Exercise aim:
Of all the lines in the records, how many hold the word "XX镇党委"? Answer with the number only.

Stored rows:
------------------------------

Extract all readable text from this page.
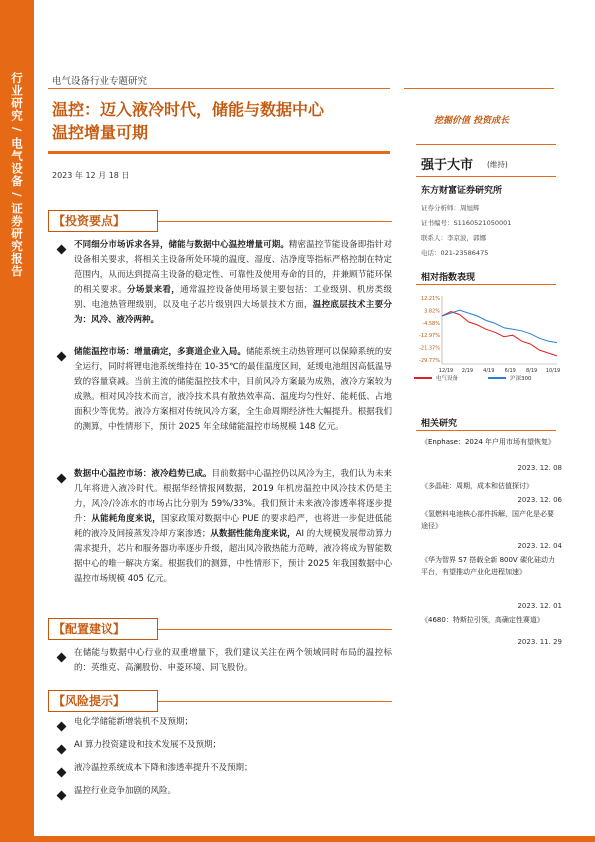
行业研究 / 电气设备 / 证券研究报告	电气设备行业专题研究
温控：迈入液冷时代，储能与数据中心
温控增量可期
2023 年 12 月 18 日
挖掘价值 投资成长
强于大市 (维持)
东方财富证券研究所
证券分析师：周旭辉
证书编号：S1160521050001
联系人：李京波，郭娜
电话：021-23586475
相对指数表现
12.21%
3.82%
-4.58%
-12.97%
-21.37%
-29.77%
12/19 2/19 4/19 6/19 8/19 10/19
电气设备	沪深300
相关研究
《Enphase：2024 年户用市场有望恢复》
2023. 12. 08
《多晶硅：周期，成本和估值探讨》
2023. 12. 06
《氢燃料电池核心部件拆解，国产化是必要途径》
2023. 12. 04
《华为智界 S7 搭载全新 800V 碳化硅动力平台，有望推动产业化进程加速》
2023. 12. 01
《4680：特斯拉引领，高确定性赛道》
2023. 11. 29
【投资要点】
不同细分市场诉求各异，储能与数据中心温控增量可期。精密温控节能设备即指针对设备相关要求，将相关主设备所处环境的温度、湿度、洁净度等指标严格控制在特定范围内，从而达到提高主设备的稳定性、可靠性及使用寿命的目的，并兼顾节能环保的相关要求。分场景来看，通常温控设备使用场景主要包括：工业级别、机房类级别、电池热管理级别，以及电子芯片级别四大场景技术方面，温控底层技术主要分为：风冷、液冷两种。
储能温控市场：增量确定，多赛道企业入局。储能系统主动热管理可以保障系统的安全运行，同时将锂电池系统维持在 10-35℃的最佳温度区间，延缓电池组因高低温导致的容量衰减。当前主流的储能温控技术中，目前风冷方案最为成熟，液冷方案较为成熟。相对风冷技术而言，液冷技术具有散热效率高、温度均匀性好、能耗低、占地面积少等优势。液冷方案相对传统风冷方案，全生命周期经济性大幅提升。根据我们的测算，中性情形下，预计 2025 年全球储能温控市场规模 148 亿元。
数据中心温控市场：液冷趋势已成。目前数据中心温控仍以风冷为主，我们认为未来几年将进入液冷时代。根据华经情报网数据，2019 年机房温控中风冷技术仍是主力，风冷/冷冻水的市场占比分别为 59%/33%。我们预计未来液冷渗透率将逐步提升：从能耗角度来说，国家政策对数据中心 PUE 的要求趋严，也将进一步促进低能耗的液冷及间接蒸发冷却方案渗透；从数据性能角度来说，AI 的大规模发展带动算力需求提升，芯片和服务器功率逐步升级，超出风冷散热能力范畴，液冷将成为智能数据中心的唯一解决方案。根据我们的测算，中性情形下，预计 2025 年我国数据中心温控市场规模 405 亿元。
【配置建议】
在储能与数据中心行业的双重增量下，我们建议关注在两个领域同时布局的温控标的：英维克、高澜股份、申菱环境、同飞股份。
【风险提示】
电化学储能新增装机不及预期；
AI 算力投资建设和技术发展不及预期；
液冷温控系统成本下降和渗透率提升不及预期；
温控行业竞争加剧的风险。
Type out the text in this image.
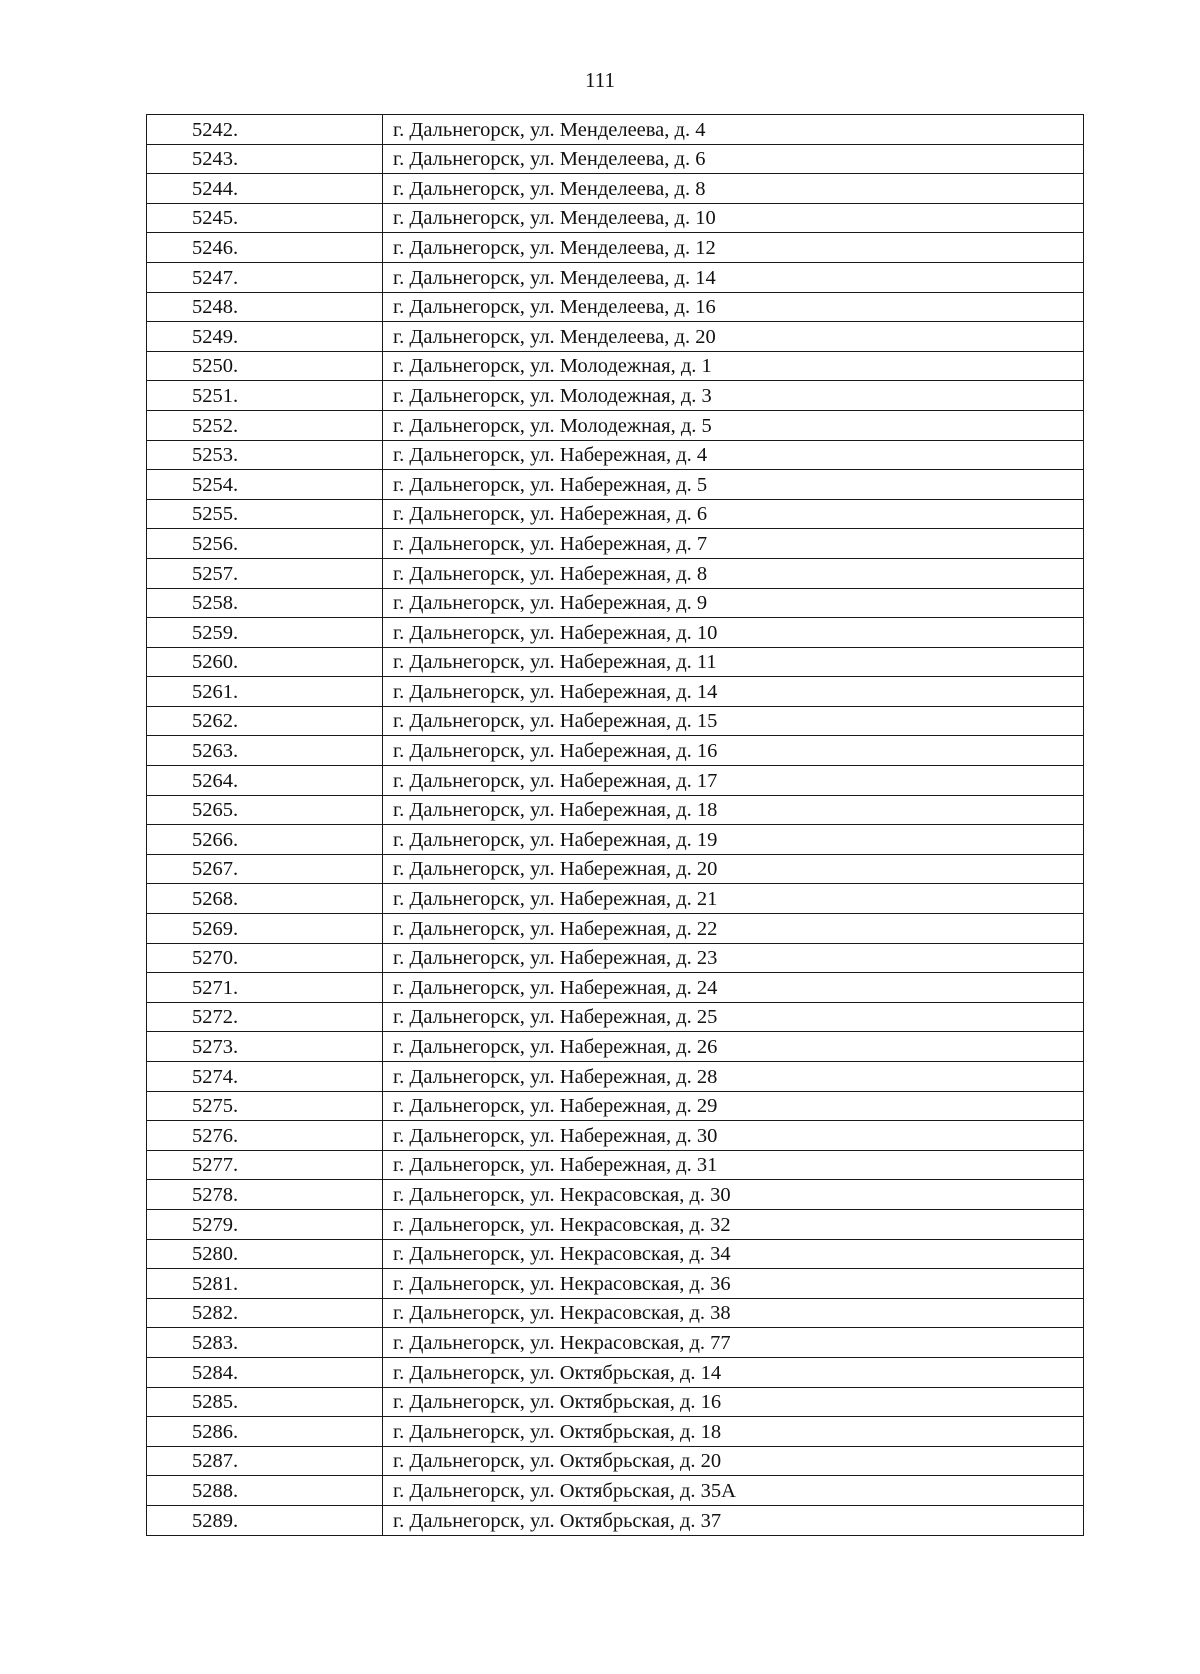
111
5242.	г. Дальнегорск, ул. Менделеева, д. 4
5243.	г. Дальнегорск, ул. Менделеева, д. 6
5244.	г. Дальнегорск, ул. Менделеева, д. 8
5245.	г. Дальнегорск, ул. Менделеева, д. 10
5246.	г. Дальнегорск, ул. Менделеева, д. 12
5247.	г. Дальнегорск, ул. Менделеева, д. 14
5248.	г. Дальнегорск, ул. Менделеева, д. 16
5249.	г. Дальнегорск, ул. Менделеева, д. 20
5250.	г. Дальнегорск, ул. Молодежная, д. 1
5251.	г. Дальнегорск, ул. Молодежная, д. 3
5252.	г. Дальнегорск, ул. Молодежная, д. 5
5253.	г. Дальнегорск, ул. Набережная, д. 4
5254.	г. Дальнегорск, ул. Набережная, д. 5
5255.	г. Дальнегорск, ул. Набережная, д. 6
5256.	г. Дальнегорск, ул. Набережная, д. 7
5257.	г. Дальнегорск, ул. Набережная, д. 8
5258.	г. Дальнегорск, ул. Набережная, д. 9
5259.	г. Дальнегорск, ул. Набережная, д. 10
5260.	г. Дальнегорск, ул. Набережная, д. 11
5261.	г. Дальнегорск, ул. Набережная, д. 14
5262.	г. Дальнегорск, ул. Набережная, д. 15
5263.	г. Дальнегорск, ул. Набережная, д. 16
5264.	г. Дальнегорск, ул. Набережная, д. 17
5265.	г. Дальнегорск, ул. Набережная, д. 18
5266.	г. Дальнегорск, ул. Набережная, д. 19
5267.	г. Дальнегорск, ул. Набережная, д. 20
5268.	г. Дальнегорск, ул. Набережная, д. 21
5269.	г. Дальнегорск, ул. Набережная, д. 22
5270.	г. Дальнегорск, ул. Набережная, д. 23
5271.	г. Дальнегорск, ул. Набережная, д. 24
5272.	г. Дальнегорск, ул. Набережная, д. 25
5273.	г. Дальнегорск, ул. Набережная, д. 26
5274.	г. Дальнегорск, ул. Набережная, д. 28
5275.	г. Дальнегорск, ул. Набережная, д. 29
5276.	г. Дальнегорск, ул. Набережная, д. 30
5277.	г. Дальнегорск, ул. Набережная, д. 31
5278.	г. Дальнегорск, ул. Некрасовская, д. 30
5279.	г. Дальнегорск, ул. Некрасовская, д. 32
5280.	г. Дальнегорск, ул. Некрасовская, д. 34
5281.	г. Дальнегорск, ул. Некрасовская, д. 36
5282.	г. Дальнегорск, ул. Некрасовская, д. 38
5283.	г. Дальнегорск, ул. Некрасовская, д. 77
5284.	г. Дальнегорск, ул. Октябрьская, д. 14
5285.	г. Дальнегорск, ул. Октябрьская, д. 16
5286.	г. Дальнегорск, ул. Октябрьская, д. 18
5287.	г. Дальнегорск, ул. Октябрьская, д. 20
5288.	г. Дальнегорск, ул. Октябрьская, д. 35А
5289.	г. Дальнегорск, ул. Октябрьская, д. 37
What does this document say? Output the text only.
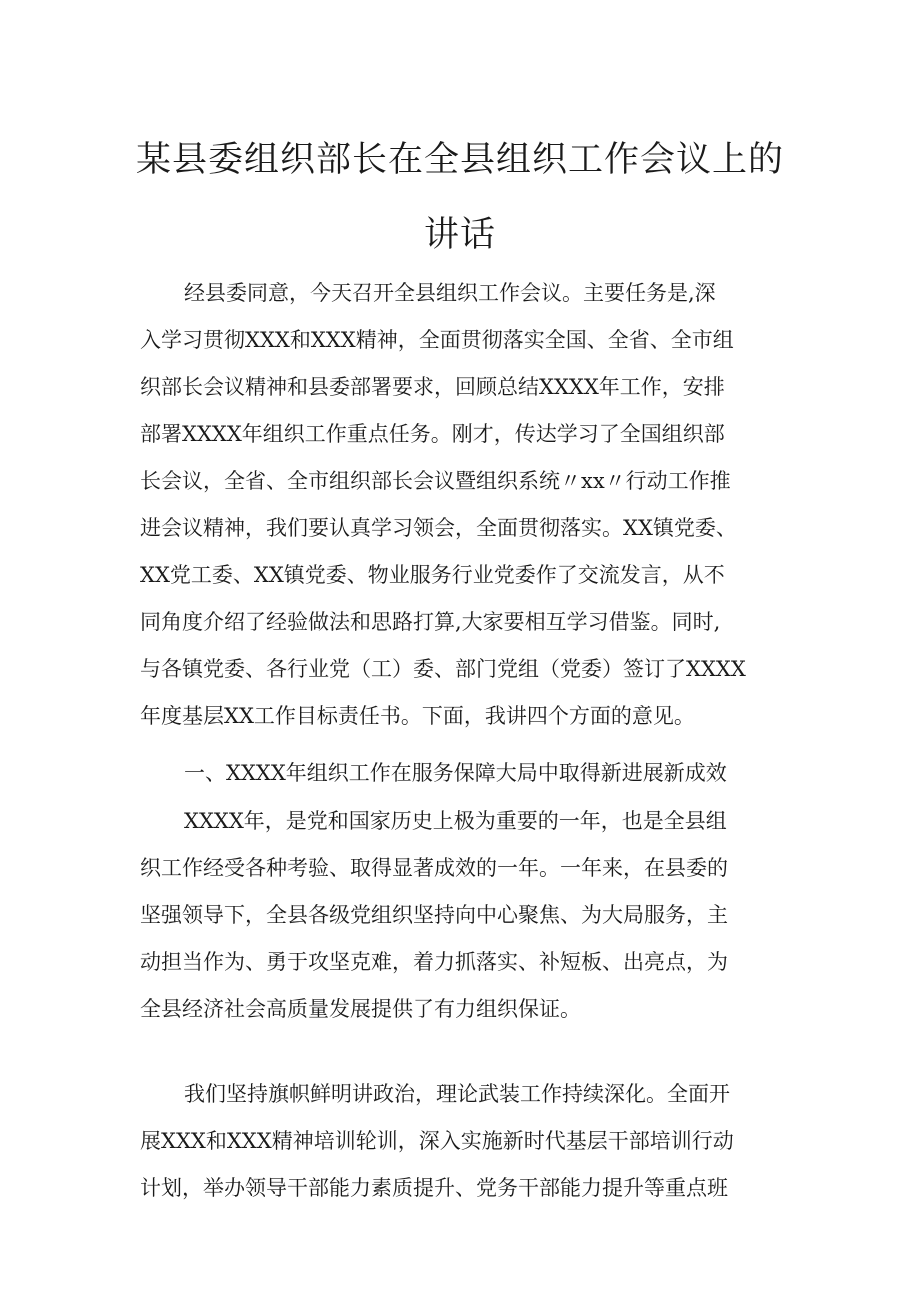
某县委组织部长在全县组织工作会议上的
讲话
经县委同意，今天召开全县组织工作会议。主要任务是,深
入学习贯彻XXX和XXX精神，全面贯彻落实全国、全省、全市组
织部长会议精神和县委部署要求，回顾总结XXXX年工作，安排
部署XXXX年组织工作重点任务。刚才，传达学习了全国组织部
长会议，全省、全市组织部长会议暨组织系统〃xx〃行动工作推
进会议精神，我们要认真学习领会，全面贯彻落实。XX镇党委、
XX党工委、XX镇党委、物业服务行业党委作了交流发言，从不
同角度介绍了经验做法和思路打算,大家要相互学习借鉴。同时,
与各镇党委、各行业党（工）委、部门党组（党委）签订了XXXX
年度基层XX工作目标责任书。下面，我讲四个方面的意见。
一、XXXX年组织工作在服务保障大局中取得新进展新成效
XXXX年，是党和国家历史上极为重要的一年，也是全县组
织工作经受各种考验、取得显著成效的一年。一年来，在县委的
坚强领导下，全县各级党组织坚持向中心聚焦、为大局服务，主
动担当作为、勇于攻坚克难，着力抓落实、补短板、出亮点，为
全县经济社会高质量发展提供了有力组织保证。
我们坚持旗帜鲜明讲政治，理论武装工作持续深化。全面开
展XXX和XXX精神培训轮训，深入实施新时代基层干部培训行动
计划，举办领导干部能力素质提升、党务干部能力提升等重点班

------------------------------

Exercise answer:
2